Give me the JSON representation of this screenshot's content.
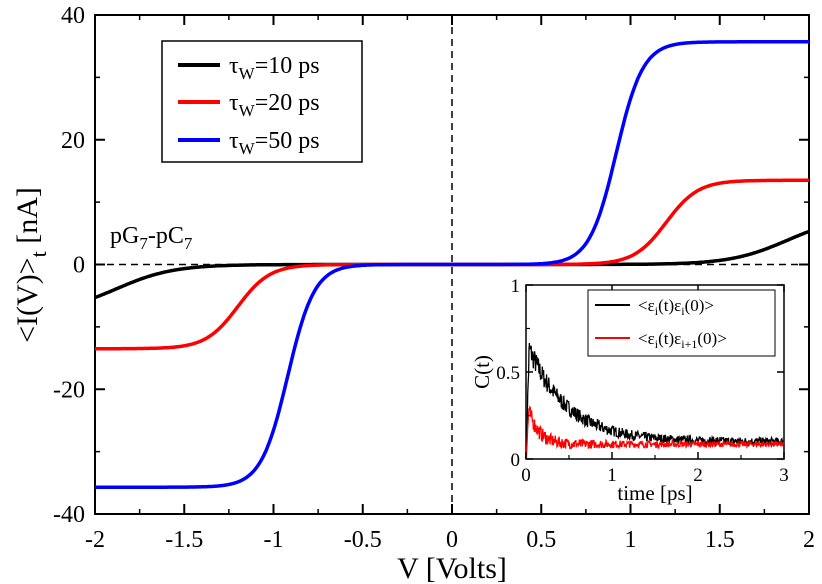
{
  "chart_data": [
    {
      "type": "line",
      "xlabel": "V [Volts]",
      "ylabel": "<I(V)>",
      "ylabel_sub": "t",
      "ylabel_unit": " [nA]",
      "xlim": [
        -2,
        2
      ],
      "ylim": [
        -40,
        40
      ],
      "xticks": [
        -2,
        -1.5,
        -1,
        -0.5,
        0,
        0.5,
        1,
        1.5,
        2
      ],
      "xtick_labels": [
        "-2",
        "-1.5",
        "-1",
        "-0.5",
        "0",
        "0.5",
        "1",
        "1.5",
        "2"
      ],
      "yticks": [
        -40,
        -20,
        0,
        20,
        40
      ],
      "ytick_labels": [
        "-40",
        "-20",
        "0",
        "20",
        "40"
      ],
      "annotation": {
        "pre": "pG",
        "sub1": "7",
        "mid": "-pC",
        "sub2": "7"
      },
      "legend": {
        "position": "top-left",
        "entries": [
          {
            "tau": "τ",
            "sub": "W",
            "rest": "=10 ps",
            "color": "#000000"
          },
          {
            "tau": "τ",
            "sub": "W",
            "rest": "=20 ps",
            "color": "#ff0000"
          },
          {
            "tau": "τ",
            "sub": "W",
            "rest": "=50 ps",
            "color": "#0000ff"
          }
        ]
      },
      "series": [
        {
          "name": "τW=10 ps",
          "color": "#000000",
          "center": 1.88,
          "amplitude": 7.8,
          "width": 0.16
        },
        {
          "name": "τW=20 ps",
          "color": "#ff0000",
          "center": 1.2,
          "amplitude": 13.5,
          "width": 0.09
        },
        {
          "name": "τW=50 ps",
          "color": "#0000ff",
          "center": 0.92,
          "amplitude": 35.7,
          "width": 0.075
        }
      ]
    },
    {
      "type": "line",
      "position": "bottom-right inset",
      "xlabel": "time [ps]",
      "ylabel": "C(t)",
      "xlim": [
        0,
        3
      ],
      "ylim": [
        0,
        1
      ],
      "xticks": [
        0,
        1,
        2,
        3
      ],
      "xtick_labels": [
        "0",
        "1",
        "2",
        "3"
      ],
      "yticks": [
        0,
        0.5,
        1
      ],
      "ytick_labels": [
        "0",
        "0.5",
        "1"
      ],
      "legend": {
        "position": "top-right",
        "entries": [
          {
            "pre": "<ε",
            "s1": "i",
            "mid": "(t)ε",
            "s2": "i",
            "post": "(0)>",
            "color": "#000000"
          },
          {
            "pre": "<ε",
            "s1": "i",
            "mid": "(t)ε",
            "s2": "i+1",
            "post": "(0)>",
            "color": "#ff0000"
          }
        ]
      },
      "series": [
        {
          "name": "<εi(t)εi(0)>",
          "color": "#000000",
          "peak": 0.68,
          "plateau": 0.1,
          "decay_ps": 0.45
        },
        {
          "name": "<εi(t)εi+1(0)>",
          "color": "#ff0000",
          "peak": 0.34,
          "plateau": 0.085,
          "decay_ps": 0.12
        }
      ]
    }
  ]
}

━━━━━━━━━━━━━━━━━━━━

AIM OF THE TASK ▸
Look through the entries above and count each line holding "amplitude"; report the count alone.

REPLY ▸
3